Work to be completed:
Each line below should be retyped exactly, with no pictures.

——

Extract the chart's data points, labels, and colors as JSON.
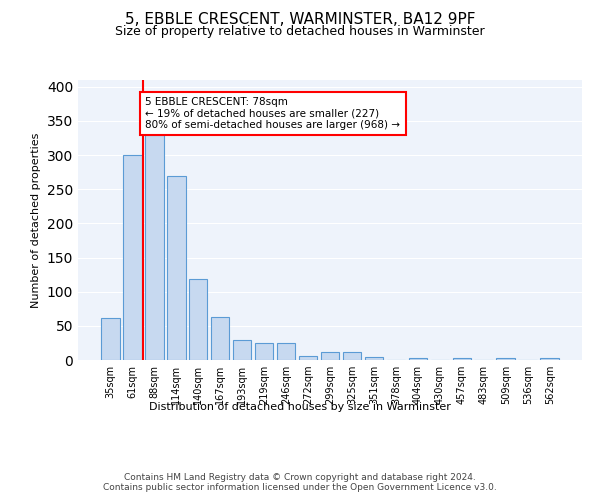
{
  "title1": "5, EBBLE CRESCENT, WARMINSTER, BA12 9PF",
  "title2": "Size of property relative to detached houses in Warminster",
  "xlabel": "Distribution of detached houses by size in Warminster",
  "ylabel": "Number of detached properties",
  "categories": [
    "35sqm",
    "61sqm",
    "88sqm",
    "114sqm",
    "140sqm",
    "167sqm",
    "193sqm",
    "219sqm",
    "246sqm",
    "272sqm",
    "299sqm",
    "325sqm",
    "351sqm",
    "378sqm",
    "404sqm",
    "430sqm",
    "457sqm",
    "483sqm",
    "509sqm",
    "536sqm",
    "562sqm"
  ],
  "values": [
    62,
    300,
    330,
    270,
    118,
    63,
    29,
    25,
    25,
    6,
    11,
    11,
    4,
    0,
    3,
    0,
    3,
    0,
    3,
    0,
    3
  ],
  "bar_color": "#c7d9f0",
  "bar_edgecolor": "#5b9bd5",
  "red_line_x": 1.5,
  "annotation_text": "5 EBBLE CRESCENT: 78sqm\n← 19% of detached houses are smaller (227)\n80% of semi-detached houses are larger (968) →",
  "footer": "Contains HM Land Registry data © Crown copyright and database right 2024.\nContains public sector information licensed under the Open Government Licence v3.0.",
  "bg_color": "#eef3fb",
  "ylim": [
    0,
    410
  ],
  "yticks": [
    0,
    50,
    100,
    150,
    200,
    250,
    300,
    350,
    400
  ]
}
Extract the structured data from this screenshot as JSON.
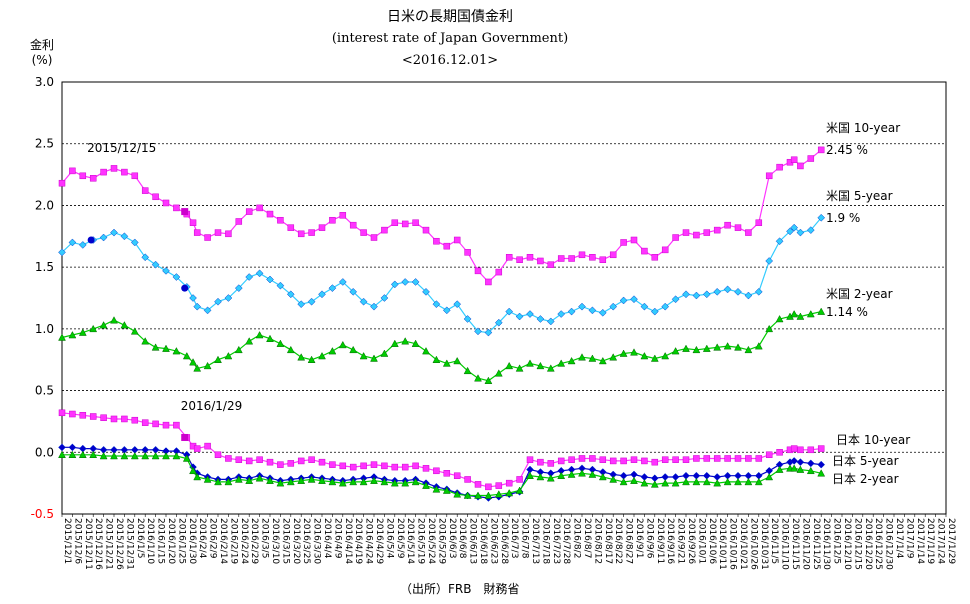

——

Solution for this exercise:
Extract the chart's data points, labels, and colors as JSON.
{
  "title1": "5, EBBLE CRESCENT, WARMINSTER, BA12 9PF",
  "title2": "Size of property relative to detached houses in Warminster",
  "xlabel": "Distribution of detached houses by size in Warminster",
  "ylabel": "Number of detached properties",
  "categories": [
    "35sqm",
    "61sqm",
    "88sqm",
    "114sqm",
    "140sqm",
    "167sqm",
    "193sqm",
    "219sqm",
    "246sqm",
    "272sqm",
    "299sqm",
    "325sqm",
    "351sqm",
    "378sqm",
    "404sqm",
    "430sqm",
    "457sqm",
    "483sqm",
    "509sqm",
    "536sqm",
    "562sqm"
  ],
  "values": [
    62,
    300,
    330,
    270,
    118,
    63,
    29,
    25,
    25,
    6,
    11,
    11,
    4,
    0,
    3,
    0,
    3,
    0,
    3,
    0,
    3
  ],
  "bar_color": "#c7d9f0",
  "bar_edgecolor": "#5b9bd5",
  "red_line_x": 1.5,
  "annotation_text": "5 EBBLE CRESCENT: 78sqm\n← 19% of detached houses are smaller (227)\n80% of semi-detached houses are larger (968) →",
  "footer": "Contains HM Land Registry data © Crown copyright and database right 2024.\nContains public sector information licensed under the Open Government Licence v3.0.",
  "bg_color": "#eef3fb",
  "ylim": [
    0,
    410
  ],
  "yticks": [
    0,
    50,
    100,
    150,
    200,
    250,
    300,
    350,
    400
  ]
}
Extract the structured data from this screenshot as JSON.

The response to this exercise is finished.